Tally how many lines include "based". The number is the whole answer.

┌─ Input material

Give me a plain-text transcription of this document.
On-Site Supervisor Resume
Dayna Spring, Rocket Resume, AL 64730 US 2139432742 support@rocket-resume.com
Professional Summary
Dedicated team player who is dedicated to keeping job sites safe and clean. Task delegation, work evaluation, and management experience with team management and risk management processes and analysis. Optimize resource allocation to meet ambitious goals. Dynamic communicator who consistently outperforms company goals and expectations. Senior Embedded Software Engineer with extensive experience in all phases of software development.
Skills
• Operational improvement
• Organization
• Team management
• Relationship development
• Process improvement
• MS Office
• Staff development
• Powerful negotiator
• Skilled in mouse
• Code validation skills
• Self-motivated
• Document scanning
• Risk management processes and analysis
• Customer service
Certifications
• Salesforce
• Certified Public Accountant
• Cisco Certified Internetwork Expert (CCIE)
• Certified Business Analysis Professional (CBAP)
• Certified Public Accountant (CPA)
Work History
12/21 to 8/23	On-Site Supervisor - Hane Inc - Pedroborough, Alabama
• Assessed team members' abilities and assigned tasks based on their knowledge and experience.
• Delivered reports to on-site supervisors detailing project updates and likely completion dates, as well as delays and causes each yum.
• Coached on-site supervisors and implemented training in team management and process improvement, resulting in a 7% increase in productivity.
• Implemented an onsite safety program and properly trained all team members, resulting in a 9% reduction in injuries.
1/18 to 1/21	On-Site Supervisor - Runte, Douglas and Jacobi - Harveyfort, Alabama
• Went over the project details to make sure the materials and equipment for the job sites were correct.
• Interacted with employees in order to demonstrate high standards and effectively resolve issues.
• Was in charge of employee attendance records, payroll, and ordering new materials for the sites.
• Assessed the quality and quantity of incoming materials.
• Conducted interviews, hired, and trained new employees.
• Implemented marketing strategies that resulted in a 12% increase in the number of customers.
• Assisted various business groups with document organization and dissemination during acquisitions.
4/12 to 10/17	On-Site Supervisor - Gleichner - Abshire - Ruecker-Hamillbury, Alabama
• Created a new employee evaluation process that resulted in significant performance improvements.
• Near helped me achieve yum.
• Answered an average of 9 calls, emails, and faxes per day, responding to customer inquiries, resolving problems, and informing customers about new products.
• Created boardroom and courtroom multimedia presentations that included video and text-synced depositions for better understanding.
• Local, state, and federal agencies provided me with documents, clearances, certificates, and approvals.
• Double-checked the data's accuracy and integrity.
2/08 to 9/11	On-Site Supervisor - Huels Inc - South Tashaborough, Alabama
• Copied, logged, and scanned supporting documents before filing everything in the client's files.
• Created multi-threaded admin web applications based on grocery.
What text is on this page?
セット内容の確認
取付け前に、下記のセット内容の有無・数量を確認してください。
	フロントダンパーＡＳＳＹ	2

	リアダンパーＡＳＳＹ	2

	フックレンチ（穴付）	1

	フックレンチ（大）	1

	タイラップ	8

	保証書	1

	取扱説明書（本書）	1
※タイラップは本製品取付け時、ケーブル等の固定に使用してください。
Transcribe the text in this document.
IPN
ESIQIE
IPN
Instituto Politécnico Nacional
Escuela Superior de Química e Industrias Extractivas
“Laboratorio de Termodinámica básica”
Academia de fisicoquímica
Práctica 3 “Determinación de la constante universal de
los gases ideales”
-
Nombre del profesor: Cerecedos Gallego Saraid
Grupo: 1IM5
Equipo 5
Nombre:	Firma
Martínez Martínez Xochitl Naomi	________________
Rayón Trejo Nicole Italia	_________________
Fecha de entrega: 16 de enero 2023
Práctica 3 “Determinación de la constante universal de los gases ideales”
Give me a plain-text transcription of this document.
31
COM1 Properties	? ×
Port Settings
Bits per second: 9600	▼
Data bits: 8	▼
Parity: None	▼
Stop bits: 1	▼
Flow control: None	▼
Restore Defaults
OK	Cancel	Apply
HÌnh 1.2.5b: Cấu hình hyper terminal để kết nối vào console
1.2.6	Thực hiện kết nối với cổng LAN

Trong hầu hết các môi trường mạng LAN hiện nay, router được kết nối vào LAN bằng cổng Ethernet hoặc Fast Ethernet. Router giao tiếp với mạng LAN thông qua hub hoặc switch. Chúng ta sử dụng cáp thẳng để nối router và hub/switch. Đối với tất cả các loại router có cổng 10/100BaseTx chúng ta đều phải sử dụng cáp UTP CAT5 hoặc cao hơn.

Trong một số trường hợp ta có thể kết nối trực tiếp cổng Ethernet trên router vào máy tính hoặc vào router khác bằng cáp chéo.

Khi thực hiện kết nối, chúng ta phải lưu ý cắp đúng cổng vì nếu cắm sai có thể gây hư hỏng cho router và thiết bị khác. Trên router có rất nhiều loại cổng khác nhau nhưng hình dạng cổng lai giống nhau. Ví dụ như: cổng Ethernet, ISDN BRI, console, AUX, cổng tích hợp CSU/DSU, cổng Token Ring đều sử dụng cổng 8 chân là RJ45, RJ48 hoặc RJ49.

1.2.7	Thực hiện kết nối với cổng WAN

└─

### Full answer:
2